__RECORDS PROVIDED__
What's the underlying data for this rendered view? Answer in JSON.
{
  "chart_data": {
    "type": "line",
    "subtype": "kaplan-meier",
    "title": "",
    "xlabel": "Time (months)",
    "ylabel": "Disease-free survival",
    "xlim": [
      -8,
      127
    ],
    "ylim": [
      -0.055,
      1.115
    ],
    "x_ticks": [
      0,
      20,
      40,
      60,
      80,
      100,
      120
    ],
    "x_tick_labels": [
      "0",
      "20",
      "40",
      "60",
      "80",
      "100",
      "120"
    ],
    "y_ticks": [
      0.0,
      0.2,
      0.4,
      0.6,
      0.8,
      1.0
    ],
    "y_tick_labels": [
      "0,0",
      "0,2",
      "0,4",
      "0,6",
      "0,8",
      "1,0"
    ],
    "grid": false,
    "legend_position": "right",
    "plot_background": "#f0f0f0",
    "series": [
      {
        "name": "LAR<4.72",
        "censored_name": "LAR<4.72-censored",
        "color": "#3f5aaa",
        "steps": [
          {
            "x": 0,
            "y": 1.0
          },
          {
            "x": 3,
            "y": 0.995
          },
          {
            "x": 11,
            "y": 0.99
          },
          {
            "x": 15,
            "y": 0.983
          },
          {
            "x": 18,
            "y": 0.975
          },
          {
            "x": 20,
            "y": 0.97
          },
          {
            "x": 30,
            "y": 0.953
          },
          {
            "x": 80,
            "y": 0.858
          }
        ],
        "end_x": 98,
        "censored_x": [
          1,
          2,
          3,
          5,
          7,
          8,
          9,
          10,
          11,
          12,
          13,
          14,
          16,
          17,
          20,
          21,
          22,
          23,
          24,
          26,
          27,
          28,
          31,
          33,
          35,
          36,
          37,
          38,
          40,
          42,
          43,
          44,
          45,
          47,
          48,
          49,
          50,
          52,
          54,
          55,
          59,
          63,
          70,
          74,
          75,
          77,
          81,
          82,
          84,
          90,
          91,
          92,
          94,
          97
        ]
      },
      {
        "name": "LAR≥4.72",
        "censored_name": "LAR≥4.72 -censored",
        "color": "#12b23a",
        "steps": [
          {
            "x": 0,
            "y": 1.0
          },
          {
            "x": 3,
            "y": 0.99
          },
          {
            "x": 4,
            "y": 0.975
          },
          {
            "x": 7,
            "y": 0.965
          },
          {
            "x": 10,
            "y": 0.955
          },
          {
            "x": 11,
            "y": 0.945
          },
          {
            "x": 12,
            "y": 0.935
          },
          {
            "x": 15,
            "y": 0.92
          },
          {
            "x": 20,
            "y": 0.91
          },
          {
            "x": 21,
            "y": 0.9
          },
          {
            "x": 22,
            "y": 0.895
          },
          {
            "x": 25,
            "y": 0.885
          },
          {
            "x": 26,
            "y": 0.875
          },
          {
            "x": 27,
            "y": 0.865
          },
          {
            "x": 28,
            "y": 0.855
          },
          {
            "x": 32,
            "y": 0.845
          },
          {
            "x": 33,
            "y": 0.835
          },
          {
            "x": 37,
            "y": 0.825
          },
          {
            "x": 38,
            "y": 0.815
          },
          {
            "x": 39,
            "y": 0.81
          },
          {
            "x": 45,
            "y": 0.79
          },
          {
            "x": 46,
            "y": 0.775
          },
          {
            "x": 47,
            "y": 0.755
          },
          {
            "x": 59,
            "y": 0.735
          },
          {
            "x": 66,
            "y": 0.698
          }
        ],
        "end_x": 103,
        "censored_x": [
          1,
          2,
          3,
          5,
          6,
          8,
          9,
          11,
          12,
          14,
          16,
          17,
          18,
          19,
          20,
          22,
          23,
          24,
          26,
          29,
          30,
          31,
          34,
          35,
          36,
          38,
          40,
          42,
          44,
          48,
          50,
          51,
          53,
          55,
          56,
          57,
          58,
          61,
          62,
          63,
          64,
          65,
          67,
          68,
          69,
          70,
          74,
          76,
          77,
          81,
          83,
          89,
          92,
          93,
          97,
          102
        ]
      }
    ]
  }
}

__PROBLEM DETAILS__
Print the entries exactly. Include every one.

__WRITTEN SOLUTION__
What's the underlying data for this rendered view? Answer in JSON.
{
  "chart_data": {
    "type": "line",
    "subtype": "kaplan-meier",
    "title": "",
    "xlabel": "Time (months)",
    "ylabel": "Disease-free survival",
    "xlim": [
      -8,
      127
    ],
    "ylim": [
      -0.055,
      1.115
    ],
    "x_ticks": [
      0,
      20,
      40,
      60,
      80,
      100,
      120
    ],
    "x_tick_labels": [
      "0",
      "20",
      "40",
      "60",
      "80",
      "100",
      "120"
    ],
    "y_ticks": [
      0.0,
      0.2,
      0.4,
      0.6,
      0.8,
      1.0
    ],
    "y_tick_labels": [
      "0,0",
      "0,2",
      "0,4",
      "0,6",
      "0,8",
      "1,0"
    ],
    "grid": false,
    "legend_position": "right",
    "plot_background": "#f0f0f0",
    "series": [
      {
        "name": "LAR<4.72",
        "censored_name": "LAR<4.72-censored",
        "color": "#3f5aaa",
        "steps": [
          {
            "x": 0,
            "y": 1.0
          },
          {
            "x": 3,
            "y": 0.995
          },
          {
            "x": 11,
            "y": 0.99
          },
          {
            "x": 15,
            "y": 0.983
          },
          {
            "x": 18,
            "y": 0.975
          },
          {
            "x": 20,
            "y": 0.97
          },
          {
            "x": 30,
            "y": 0.953
          },
          {
            "x": 80,
            "y": 0.858
          }
        ],
        "end_x": 98,
        "censored_x": [
          1,
          2,
          3,
          5,
          7,
          8,
          9,
          10,
          11,
          12,
          13,
          14,
          16,
          17,
          20,
          21,
          22,
          23,
          24,
          26,
          27,
          28,
          31,
          33,
          35,
          36,
          37,
          38,
          40,
          42,
          43,
          44,
          45,
          47,
          48,
          49,
          50,
          52,
          54,
          55,
          59,
          63,
          70,
          74,
          75,
          77,
          81,
          82,
          84,
          90,
          91,
          92,
          94,
          97
        ]
      },
      {
        "name": "LAR≥4.72",
        "censored_name": "LAR≥4.72 -censored",
        "color": "#12b23a",
        "steps": [
          {
            "x": 0,
            "y": 1.0
          },
          {
            "x": 3,
            "y": 0.99
          },
          {
            "x": 4,
            "y": 0.975
          },
          {
            "x": 7,
            "y": 0.965
          },
          {
            "x": 10,
            "y": 0.955
          },
          {
            "x": 11,
            "y": 0.945
          },
          {
            "x": 12,
            "y": 0.935
          },
          {
            "x": 15,
            "y": 0.92
          },
          {
            "x": 20,
            "y": 0.91
          },
          {
            "x": 21,
            "y": 0.9
          },
          {
            "x": 22,
            "y": 0.895
          },
          {
            "x": 25,
            "y": 0.885
          },
          {
            "x": 26,
            "y": 0.875
          },
          {
            "x": 27,
            "y": 0.865
          },
          {
            "x": 28,
            "y": 0.855
          },
          {
            "x": 32,
            "y": 0.845
          },
          {
            "x": 33,
            "y": 0.835
          },
          {
            "x": 37,
            "y": 0.825
          },
          {
            "x": 38,
            "y": 0.815
          },
          {
            "x": 39,
            "y": 0.81
          },
          {
            "x": 45,
            "y": 0.79
          },
          {
            "x": 46,
            "y": 0.775
          },
          {
            "x": 47,
            "y": 0.755
          },
          {
            "x": 59,
            "y": 0.735
          },
          {
            "x": 66,
            "y": 0.698
          }
        ],
        "end_x": 103,
        "censored_x": [
          1,
          2,
          3,
          5,
          6,
          8,
          9,
          11,
          12,
          14,
          16,
          17,
          18,
          19,
          20,
          22,
          23,
          24,
          26,
          29,
          30,
          31,
          34,
          35,
          36,
          38,
          40,
          42,
          44,
          48,
          50,
          51,
          53,
          55,
          56,
          57,
          58,
          61,
          62,
          63,
          64,
          65,
          67,
          68,
          69,
          70,
          74,
          76,
          77,
          81,
          83,
          89,
          92,
          93,
          97,
          102
        ]
      }
    ]
  }
}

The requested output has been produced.